# What to do
Could you copy, word for word, only the lines from the one containing "Extract the structured" through the last line of the records below, both included?

"""

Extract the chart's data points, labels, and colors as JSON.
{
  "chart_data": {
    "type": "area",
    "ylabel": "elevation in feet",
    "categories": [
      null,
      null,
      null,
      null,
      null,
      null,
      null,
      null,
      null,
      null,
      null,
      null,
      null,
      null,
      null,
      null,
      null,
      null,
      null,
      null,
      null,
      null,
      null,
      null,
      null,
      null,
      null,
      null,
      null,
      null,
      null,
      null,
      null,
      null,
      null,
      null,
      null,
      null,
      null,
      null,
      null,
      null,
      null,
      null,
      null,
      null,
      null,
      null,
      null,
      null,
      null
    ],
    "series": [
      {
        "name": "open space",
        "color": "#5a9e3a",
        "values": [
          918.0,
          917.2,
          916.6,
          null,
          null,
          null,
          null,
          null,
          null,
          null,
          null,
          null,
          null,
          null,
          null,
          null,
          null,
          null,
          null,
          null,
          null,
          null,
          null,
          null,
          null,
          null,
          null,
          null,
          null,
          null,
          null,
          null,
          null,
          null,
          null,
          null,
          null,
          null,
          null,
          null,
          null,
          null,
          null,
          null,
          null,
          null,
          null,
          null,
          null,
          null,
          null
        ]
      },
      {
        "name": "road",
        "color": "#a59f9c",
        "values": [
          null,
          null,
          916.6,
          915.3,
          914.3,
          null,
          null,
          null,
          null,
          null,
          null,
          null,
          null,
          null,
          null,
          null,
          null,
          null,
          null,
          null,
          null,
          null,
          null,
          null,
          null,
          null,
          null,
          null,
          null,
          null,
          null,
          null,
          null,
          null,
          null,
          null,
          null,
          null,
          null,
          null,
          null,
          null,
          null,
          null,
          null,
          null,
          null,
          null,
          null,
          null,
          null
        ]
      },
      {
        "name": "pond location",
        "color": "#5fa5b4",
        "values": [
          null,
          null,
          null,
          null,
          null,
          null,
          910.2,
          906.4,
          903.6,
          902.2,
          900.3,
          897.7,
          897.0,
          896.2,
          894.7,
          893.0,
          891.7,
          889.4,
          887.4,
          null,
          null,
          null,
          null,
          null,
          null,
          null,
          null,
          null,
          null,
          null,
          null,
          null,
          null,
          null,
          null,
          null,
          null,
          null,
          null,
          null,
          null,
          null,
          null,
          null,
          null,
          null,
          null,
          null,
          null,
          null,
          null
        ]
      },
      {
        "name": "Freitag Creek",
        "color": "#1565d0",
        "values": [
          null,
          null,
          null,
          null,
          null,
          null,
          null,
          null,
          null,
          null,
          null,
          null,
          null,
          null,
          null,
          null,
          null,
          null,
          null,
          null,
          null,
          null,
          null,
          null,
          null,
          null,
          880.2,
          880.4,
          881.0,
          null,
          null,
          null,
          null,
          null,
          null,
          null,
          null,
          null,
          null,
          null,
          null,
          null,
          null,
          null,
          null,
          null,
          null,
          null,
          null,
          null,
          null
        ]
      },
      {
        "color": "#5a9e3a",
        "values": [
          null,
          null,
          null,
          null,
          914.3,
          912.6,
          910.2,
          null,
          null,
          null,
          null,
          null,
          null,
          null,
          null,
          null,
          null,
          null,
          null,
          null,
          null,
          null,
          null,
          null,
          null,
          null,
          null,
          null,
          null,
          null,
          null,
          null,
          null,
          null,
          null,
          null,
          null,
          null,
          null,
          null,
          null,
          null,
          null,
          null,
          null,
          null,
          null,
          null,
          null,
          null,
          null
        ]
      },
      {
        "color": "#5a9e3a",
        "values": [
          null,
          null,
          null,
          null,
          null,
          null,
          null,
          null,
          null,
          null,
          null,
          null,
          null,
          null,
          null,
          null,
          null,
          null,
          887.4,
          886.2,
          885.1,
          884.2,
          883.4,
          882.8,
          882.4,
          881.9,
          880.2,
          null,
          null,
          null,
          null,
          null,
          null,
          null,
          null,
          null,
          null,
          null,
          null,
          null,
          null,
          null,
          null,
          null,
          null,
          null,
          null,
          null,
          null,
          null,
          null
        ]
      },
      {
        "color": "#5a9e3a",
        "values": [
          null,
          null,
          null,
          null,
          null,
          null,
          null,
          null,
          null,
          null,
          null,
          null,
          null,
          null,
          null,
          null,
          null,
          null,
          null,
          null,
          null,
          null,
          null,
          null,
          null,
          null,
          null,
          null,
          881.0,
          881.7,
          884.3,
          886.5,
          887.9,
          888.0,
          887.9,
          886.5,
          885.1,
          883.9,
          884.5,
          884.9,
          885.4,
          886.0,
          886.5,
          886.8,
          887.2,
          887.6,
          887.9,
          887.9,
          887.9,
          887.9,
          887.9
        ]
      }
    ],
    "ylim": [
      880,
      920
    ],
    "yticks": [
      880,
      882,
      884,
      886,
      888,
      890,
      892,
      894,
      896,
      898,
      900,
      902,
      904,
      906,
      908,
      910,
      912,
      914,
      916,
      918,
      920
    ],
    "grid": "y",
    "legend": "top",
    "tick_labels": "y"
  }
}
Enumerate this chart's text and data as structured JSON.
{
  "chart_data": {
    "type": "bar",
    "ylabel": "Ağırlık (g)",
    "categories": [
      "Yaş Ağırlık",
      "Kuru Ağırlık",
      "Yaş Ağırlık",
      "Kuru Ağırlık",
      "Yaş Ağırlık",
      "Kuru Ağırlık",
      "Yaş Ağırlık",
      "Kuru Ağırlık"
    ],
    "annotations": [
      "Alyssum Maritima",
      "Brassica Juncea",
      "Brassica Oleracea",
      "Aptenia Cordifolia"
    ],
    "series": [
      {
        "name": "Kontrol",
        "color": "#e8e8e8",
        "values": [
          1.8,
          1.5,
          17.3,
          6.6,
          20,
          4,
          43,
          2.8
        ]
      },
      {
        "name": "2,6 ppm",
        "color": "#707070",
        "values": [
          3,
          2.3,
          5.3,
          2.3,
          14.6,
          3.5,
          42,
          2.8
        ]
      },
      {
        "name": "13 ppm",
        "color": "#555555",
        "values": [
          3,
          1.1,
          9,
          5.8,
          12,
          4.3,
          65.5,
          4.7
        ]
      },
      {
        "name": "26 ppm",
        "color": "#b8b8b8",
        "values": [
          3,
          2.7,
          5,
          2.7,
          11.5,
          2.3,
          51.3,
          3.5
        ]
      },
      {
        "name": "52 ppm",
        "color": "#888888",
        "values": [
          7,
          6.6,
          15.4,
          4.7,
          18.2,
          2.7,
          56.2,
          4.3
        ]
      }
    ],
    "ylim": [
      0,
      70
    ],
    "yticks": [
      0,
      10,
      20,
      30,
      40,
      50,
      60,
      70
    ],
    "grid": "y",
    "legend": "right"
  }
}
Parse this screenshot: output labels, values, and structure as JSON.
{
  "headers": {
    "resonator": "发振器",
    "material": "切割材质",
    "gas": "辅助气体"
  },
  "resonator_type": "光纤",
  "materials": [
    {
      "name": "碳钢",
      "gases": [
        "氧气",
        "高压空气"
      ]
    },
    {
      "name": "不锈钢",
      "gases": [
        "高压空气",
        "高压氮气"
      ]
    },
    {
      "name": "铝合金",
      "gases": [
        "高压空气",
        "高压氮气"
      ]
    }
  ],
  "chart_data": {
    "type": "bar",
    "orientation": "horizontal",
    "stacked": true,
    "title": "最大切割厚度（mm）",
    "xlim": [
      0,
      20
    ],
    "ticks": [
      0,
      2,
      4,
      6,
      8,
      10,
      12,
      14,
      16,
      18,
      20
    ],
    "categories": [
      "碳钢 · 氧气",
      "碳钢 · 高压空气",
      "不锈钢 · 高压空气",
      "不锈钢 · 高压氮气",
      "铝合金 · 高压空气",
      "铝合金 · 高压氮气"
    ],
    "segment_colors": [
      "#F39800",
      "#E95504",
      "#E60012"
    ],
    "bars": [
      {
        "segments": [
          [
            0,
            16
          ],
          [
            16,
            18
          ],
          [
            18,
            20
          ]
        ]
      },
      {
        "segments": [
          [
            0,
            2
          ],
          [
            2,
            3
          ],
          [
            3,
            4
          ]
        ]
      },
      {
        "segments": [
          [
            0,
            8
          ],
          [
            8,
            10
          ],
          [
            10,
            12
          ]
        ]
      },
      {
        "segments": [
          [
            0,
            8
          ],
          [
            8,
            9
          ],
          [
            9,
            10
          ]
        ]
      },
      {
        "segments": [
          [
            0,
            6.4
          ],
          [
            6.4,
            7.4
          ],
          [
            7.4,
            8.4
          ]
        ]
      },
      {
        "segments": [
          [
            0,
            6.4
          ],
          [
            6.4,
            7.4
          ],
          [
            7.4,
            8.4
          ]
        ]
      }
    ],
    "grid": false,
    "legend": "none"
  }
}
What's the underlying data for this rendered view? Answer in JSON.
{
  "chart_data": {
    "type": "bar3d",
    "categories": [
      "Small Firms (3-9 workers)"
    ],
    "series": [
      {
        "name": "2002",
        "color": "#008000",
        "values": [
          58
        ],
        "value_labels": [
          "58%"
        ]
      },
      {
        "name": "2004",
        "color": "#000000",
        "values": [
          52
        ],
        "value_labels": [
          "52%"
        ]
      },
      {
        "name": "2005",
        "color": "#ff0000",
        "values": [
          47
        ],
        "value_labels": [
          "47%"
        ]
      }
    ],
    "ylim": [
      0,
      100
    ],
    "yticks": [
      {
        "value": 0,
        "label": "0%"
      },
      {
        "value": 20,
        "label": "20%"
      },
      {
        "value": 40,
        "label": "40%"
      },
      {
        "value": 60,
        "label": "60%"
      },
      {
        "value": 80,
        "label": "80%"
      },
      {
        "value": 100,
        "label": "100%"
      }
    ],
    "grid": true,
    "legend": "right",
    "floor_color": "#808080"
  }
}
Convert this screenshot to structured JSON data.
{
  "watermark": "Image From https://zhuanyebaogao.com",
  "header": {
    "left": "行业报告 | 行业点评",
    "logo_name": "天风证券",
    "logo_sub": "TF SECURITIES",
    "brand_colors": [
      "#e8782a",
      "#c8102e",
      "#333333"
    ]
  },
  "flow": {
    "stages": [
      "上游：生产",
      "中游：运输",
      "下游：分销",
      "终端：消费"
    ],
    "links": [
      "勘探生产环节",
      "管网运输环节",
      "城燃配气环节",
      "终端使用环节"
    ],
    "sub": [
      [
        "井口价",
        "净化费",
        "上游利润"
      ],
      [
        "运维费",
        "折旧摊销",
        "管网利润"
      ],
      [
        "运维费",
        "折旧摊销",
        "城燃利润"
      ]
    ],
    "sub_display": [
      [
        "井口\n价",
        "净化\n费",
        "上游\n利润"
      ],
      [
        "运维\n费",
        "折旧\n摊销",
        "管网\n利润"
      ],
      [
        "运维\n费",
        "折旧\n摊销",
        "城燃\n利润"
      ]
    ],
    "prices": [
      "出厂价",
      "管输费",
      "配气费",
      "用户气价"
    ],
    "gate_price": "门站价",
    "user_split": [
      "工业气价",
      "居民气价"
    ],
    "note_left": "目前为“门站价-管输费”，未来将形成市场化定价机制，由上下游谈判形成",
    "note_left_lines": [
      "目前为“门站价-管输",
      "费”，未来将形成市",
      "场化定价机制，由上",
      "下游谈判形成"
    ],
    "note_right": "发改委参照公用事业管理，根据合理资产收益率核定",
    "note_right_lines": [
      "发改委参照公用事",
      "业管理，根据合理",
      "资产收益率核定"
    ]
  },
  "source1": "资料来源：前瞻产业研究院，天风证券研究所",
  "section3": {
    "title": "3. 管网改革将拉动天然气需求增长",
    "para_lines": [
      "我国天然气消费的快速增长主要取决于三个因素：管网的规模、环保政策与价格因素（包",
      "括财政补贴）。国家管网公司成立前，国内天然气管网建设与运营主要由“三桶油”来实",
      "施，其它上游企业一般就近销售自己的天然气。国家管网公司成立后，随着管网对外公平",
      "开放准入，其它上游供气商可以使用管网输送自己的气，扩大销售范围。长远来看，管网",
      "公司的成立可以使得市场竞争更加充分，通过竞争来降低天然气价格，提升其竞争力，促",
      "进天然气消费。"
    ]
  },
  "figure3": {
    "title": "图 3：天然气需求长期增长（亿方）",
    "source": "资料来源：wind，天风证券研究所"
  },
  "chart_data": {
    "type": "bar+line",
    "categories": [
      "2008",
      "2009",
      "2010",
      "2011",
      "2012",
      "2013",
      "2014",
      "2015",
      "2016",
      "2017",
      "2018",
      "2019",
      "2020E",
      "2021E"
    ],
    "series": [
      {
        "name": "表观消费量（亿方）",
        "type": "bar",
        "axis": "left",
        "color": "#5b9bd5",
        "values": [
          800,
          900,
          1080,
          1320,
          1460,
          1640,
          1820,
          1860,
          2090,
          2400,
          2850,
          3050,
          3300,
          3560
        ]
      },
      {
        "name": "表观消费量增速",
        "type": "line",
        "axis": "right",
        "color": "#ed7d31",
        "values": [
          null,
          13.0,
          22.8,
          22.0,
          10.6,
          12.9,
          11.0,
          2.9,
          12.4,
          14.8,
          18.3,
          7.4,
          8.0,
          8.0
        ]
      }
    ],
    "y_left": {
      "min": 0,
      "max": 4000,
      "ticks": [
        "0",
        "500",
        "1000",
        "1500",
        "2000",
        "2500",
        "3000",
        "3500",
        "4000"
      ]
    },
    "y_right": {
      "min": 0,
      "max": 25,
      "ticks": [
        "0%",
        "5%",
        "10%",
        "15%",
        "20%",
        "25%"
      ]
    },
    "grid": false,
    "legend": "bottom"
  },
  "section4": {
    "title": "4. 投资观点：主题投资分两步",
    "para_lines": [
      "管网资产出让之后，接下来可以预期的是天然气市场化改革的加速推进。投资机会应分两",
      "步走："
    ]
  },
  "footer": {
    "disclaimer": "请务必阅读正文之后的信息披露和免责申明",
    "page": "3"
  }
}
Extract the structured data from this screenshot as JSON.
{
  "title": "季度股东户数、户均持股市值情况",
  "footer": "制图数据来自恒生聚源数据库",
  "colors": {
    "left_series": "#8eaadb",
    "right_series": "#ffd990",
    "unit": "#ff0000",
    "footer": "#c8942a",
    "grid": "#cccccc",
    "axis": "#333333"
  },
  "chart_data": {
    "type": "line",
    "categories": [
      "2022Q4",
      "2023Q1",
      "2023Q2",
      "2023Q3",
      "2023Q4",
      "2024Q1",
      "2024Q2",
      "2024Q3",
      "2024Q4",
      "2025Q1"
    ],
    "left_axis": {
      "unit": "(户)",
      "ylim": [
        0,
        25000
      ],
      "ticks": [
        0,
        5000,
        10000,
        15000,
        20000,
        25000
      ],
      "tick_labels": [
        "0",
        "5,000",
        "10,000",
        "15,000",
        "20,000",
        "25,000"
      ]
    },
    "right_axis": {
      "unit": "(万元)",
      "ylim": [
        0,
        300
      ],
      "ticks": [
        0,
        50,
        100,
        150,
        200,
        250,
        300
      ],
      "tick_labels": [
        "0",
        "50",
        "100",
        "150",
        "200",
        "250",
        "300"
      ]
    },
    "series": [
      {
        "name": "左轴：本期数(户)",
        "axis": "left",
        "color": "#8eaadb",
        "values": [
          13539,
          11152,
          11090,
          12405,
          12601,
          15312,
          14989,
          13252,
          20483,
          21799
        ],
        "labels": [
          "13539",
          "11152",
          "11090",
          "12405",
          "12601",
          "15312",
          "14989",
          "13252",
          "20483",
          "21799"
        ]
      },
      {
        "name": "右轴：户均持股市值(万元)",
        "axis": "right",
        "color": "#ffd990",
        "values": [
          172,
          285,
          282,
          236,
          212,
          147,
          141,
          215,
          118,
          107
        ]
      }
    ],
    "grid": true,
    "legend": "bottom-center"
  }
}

"""

# Written reply
Extract the structured data from this screenshot as JSON.
{
  "title": "季度股东户数、户均持股市值情况",
  "footer": "制图数据来自恒生聚源数据库",
  "colors": {
    "left_series": "#8eaadb",
    "right_series": "#ffd990",
    "unit": "#ff0000",
    "footer": "#c8942a",
    "grid": "#cccccc",
    "axis": "#333333"
  },
  "chart_data": {
    "type": "line",
    "categories": [
      "2022Q4",
      "2023Q1",
      "2023Q2",
      "2023Q3",
      "2023Q4",
      "2024Q1",
      "2024Q2",
      "2024Q3",
      "2024Q4",
      "2025Q1"
    ],
    "left_axis": {
      "unit": "(户)",
      "ylim": [
        0,
        25000
      ],
      "ticks": [
        0,
        5000,
        10000,
        15000,
        20000,
        25000
      ],
      "tick_labels": [
        "0",
        "5,000",
        "10,000",
        "15,000",
        "20,000",
        "25,000"
      ]
    },
    "right_axis": {
      "unit": "(万元)",
      "ylim": [
        0,
        300
      ],
      "ticks": [
        0,
        50,
        100,
        150,
        200,
        250,
        300
      ],
      "tick_labels": [
        "0",
        "50",
        "100",
        "150",
        "200",
        "250",
        "300"
      ]
    },
    "series": [
      {
        "name": "左轴：本期数(户)",
        "axis": "left",
        "color": "#8eaadb",
        "values": [
          13539,
          11152,
          11090,
          12405,
          12601,
          15312,
          14989,
          13252,
          20483,
          21799
        ],
        "labels": [
          "13539",
          "11152",
          "11090",
          "12405",
          "12601",
          "15312",
          "14989",
          "13252",
          "20483",
          "21799"
        ]
      },
      {
        "name": "右轴：户均持股市值(万元)",
        "axis": "right",
        "color": "#ffd990",
        "values": [
          172,
          285,
          282,
          236,
          212,
          147,
          141,
          215,
          118,
          107
        ]
      }
    ],
    "grid": true,
    "legend": "bottom-center"
  }
}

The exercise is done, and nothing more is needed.